◆ Your goal
What follows is a listing. Return every line of it exactly.

◆ Data entries
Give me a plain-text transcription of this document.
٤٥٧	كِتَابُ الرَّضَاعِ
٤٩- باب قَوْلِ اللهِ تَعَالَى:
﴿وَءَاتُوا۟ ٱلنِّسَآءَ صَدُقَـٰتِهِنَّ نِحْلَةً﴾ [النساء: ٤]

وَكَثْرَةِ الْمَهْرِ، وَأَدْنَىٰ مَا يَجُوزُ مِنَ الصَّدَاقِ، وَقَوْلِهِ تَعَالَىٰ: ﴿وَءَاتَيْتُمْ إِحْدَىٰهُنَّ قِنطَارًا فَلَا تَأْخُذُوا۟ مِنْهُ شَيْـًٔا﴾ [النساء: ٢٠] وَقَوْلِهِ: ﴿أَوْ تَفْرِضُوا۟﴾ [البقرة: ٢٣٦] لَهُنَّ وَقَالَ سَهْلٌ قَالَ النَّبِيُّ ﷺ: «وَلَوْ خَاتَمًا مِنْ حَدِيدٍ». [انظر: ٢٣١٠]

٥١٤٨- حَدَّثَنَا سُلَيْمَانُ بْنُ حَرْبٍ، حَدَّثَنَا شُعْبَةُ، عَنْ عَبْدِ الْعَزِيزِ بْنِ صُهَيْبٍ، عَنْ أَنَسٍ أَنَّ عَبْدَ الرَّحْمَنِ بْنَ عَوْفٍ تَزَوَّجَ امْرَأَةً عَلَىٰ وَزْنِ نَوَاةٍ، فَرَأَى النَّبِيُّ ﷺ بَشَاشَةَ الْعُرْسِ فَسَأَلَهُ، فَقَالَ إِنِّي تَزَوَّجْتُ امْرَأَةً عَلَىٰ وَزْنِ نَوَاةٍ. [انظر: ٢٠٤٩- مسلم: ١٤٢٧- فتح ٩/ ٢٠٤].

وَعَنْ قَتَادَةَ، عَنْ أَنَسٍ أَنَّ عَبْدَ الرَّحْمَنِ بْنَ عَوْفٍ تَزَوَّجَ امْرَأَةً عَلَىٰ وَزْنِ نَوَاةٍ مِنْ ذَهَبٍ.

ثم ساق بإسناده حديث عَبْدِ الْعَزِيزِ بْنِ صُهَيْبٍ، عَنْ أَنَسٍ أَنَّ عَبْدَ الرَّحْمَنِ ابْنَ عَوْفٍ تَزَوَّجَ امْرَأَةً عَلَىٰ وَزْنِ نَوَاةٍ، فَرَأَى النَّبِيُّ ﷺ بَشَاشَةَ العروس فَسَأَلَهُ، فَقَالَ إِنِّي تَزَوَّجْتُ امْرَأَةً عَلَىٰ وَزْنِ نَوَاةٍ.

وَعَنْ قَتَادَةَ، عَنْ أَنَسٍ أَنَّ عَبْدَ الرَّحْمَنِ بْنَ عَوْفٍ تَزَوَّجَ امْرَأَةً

◆ Solved problem
Give me a plain-text transcription of this document.
٤٥٧	كِتَابُ الرَّضَاعِ
٤٩- باب قَوْلِ اللهِ تَعَالَى:
﴿وَءَاتُوا۟ ٱلنِّسَآءَ صَدُقَـٰتِهِنَّ نِحْلَةً﴾ [النساء: ٤]

وَكَثْرَةِ الْمَهْرِ، وَأَدْنَىٰ مَا يَجُوزُ مِنَ الصَّدَاقِ، وَقَوْلِهِ تَعَالَىٰ: ﴿وَءَاتَيْتُمْ إِحْدَىٰهُنَّ قِنطَارًا فَلَا تَأْخُذُوا۟ مِنْهُ شَيْـًٔا﴾ [النساء: ٢٠] وَقَوْلِهِ: ﴿أَوْ تَفْرِضُوا۟﴾ [البقرة: ٢٣٦] لَهُنَّ وَقَالَ سَهْلٌ قَالَ النَّبِيُّ ﷺ: «وَلَوْ خَاتَمًا مِنْ حَدِيدٍ». [انظر: ٢٣١٠]

٥١٤٨- حَدَّثَنَا سُلَيْمَانُ بْنُ حَرْبٍ، حَدَّثَنَا شُعْبَةُ، عَنْ عَبْدِ الْعَزِيزِ بْنِ صُهَيْبٍ، عَنْ أَنَسٍ أَنَّ عَبْدَ الرَّحْمَنِ بْنَ عَوْفٍ تَزَوَّجَ امْرَأَةً عَلَىٰ وَزْنِ نَوَاةٍ، فَرَأَى النَّبِيُّ ﷺ بَشَاشَةَ الْعُرْسِ فَسَأَلَهُ، فَقَالَ إِنِّي تَزَوَّجْتُ امْرَأَةً عَلَىٰ وَزْنِ نَوَاةٍ. [انظر: ٢٠٤٩- مسلم: ١٤٢٧- فتح ٩/ ٢٠٤].

وَعَنْ قَتَادَةَ، عَنْ أَنَسٍ أَنَّ عَبْدَ الرَّحْمَنِ بْنَ عَوْفٍ تَزَوَّجَ امْرَأَةً عَلَىٰ وَزْنِ نَوَاةٍ مِنْ ذَهَبٍ.

ثم ساق بإسناده حديث عَبْدِ الْعَزِيزِ بْنِ صُهَيْبٍ، عَنْ أَنَسٍ أَنَّ عَبْدَ الرَّحْمَنِ ابْنَ عَوْفٍ تَزَوَّجَ امْرَأَةً عَلَىٰ وَزْنِ نَوَاةٍ، فَرَأَى النَّبِيُّ ﷺ بَشَاشَةَ العروس فَسَأَلَهُ، فَقَالَ إِنِّي تَزَوَّجْتُ امْرَأَةً عَلَىٰ وَزْنِ نَوَاةٍ.

وَعَنْ قَتَادَةَ، عَنْ أَنَسٍ أَنَّ عَبْدَ الرَّحْمَنِ بْنَ عَوْفٍ تَزَوَّجَ امْرَأَةً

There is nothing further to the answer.